[Problem to work on] Output nothing but the number of lines that include the word "https".

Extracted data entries
------------------------------------------------------------------------

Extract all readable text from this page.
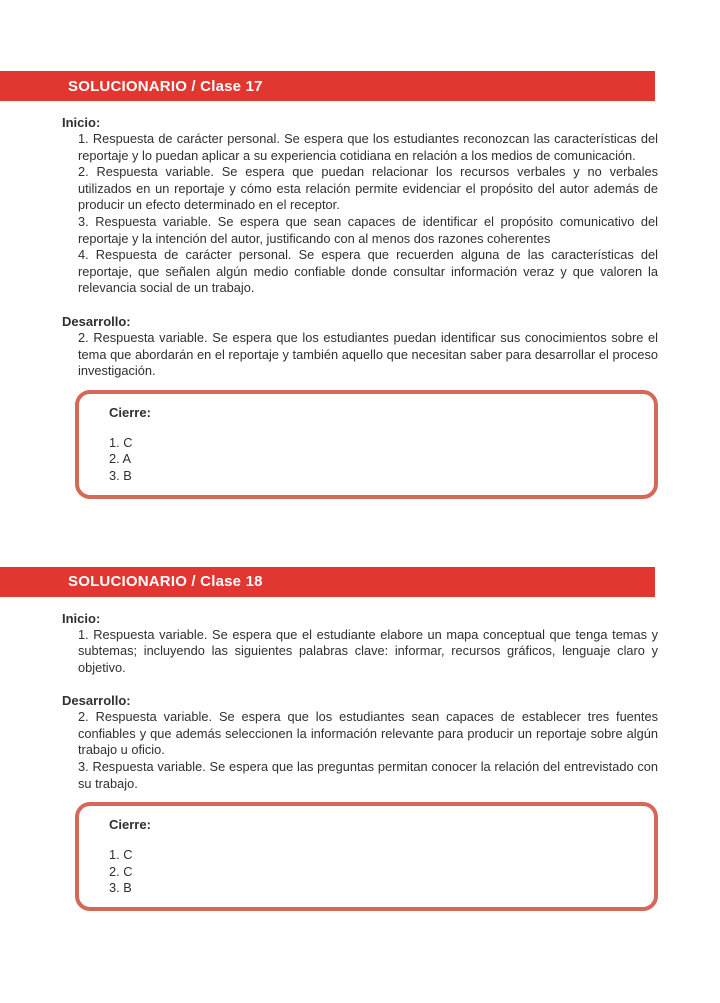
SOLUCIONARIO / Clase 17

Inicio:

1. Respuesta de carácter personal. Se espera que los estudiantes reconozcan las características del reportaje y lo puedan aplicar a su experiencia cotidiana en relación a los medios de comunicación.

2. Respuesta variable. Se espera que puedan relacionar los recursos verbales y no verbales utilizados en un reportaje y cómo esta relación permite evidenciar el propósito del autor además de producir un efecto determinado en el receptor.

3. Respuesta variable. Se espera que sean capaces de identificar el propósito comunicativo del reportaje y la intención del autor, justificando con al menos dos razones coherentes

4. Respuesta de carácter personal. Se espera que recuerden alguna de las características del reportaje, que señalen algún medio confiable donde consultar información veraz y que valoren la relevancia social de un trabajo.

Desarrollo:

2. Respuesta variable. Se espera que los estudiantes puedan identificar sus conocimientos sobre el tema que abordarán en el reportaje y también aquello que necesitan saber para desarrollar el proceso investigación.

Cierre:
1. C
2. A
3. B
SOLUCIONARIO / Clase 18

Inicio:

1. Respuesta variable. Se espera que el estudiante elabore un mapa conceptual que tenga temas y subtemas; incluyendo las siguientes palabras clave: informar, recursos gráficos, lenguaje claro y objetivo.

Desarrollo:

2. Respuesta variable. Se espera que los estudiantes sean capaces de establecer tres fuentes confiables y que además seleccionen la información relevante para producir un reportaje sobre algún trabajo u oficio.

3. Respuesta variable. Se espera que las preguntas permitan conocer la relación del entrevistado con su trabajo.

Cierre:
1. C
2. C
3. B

------------------------------------------------------------------------

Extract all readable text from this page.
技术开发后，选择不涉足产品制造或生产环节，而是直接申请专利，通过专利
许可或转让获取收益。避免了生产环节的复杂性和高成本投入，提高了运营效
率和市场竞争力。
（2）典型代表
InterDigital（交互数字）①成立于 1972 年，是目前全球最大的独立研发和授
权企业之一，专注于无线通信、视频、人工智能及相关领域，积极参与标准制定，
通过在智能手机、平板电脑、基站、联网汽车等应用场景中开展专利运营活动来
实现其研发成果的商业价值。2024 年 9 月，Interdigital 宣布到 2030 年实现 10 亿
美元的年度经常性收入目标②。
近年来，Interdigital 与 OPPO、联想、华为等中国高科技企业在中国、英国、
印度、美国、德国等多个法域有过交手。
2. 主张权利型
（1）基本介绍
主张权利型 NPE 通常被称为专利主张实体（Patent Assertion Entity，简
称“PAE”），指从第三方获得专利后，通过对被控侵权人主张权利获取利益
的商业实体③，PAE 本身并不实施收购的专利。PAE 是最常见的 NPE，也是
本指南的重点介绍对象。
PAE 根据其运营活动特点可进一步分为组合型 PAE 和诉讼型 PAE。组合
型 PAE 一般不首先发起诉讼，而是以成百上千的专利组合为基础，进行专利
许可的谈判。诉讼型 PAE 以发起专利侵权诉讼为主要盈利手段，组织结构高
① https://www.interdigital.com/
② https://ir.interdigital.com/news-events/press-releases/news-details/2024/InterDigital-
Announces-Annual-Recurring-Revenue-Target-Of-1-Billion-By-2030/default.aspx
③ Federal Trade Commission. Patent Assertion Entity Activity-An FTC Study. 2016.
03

------------------------------------------------------------------------

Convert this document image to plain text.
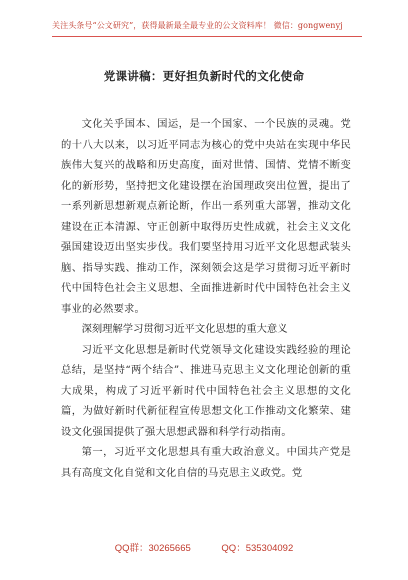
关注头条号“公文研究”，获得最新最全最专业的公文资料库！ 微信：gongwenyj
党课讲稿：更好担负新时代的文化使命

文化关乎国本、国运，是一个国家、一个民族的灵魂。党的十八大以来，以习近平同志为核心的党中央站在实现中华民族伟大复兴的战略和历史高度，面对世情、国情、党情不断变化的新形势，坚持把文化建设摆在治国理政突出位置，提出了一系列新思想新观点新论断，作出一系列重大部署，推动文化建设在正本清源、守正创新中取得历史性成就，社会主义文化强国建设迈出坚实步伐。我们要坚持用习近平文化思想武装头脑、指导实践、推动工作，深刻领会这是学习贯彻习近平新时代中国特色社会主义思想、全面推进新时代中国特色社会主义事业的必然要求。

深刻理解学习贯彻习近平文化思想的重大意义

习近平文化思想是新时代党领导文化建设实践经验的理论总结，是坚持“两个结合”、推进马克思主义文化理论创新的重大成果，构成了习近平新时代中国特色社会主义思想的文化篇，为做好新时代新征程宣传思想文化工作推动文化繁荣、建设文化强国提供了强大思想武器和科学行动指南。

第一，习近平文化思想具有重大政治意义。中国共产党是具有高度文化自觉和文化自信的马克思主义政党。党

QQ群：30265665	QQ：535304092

------------------------------------------------------------------------

[Complete response] 2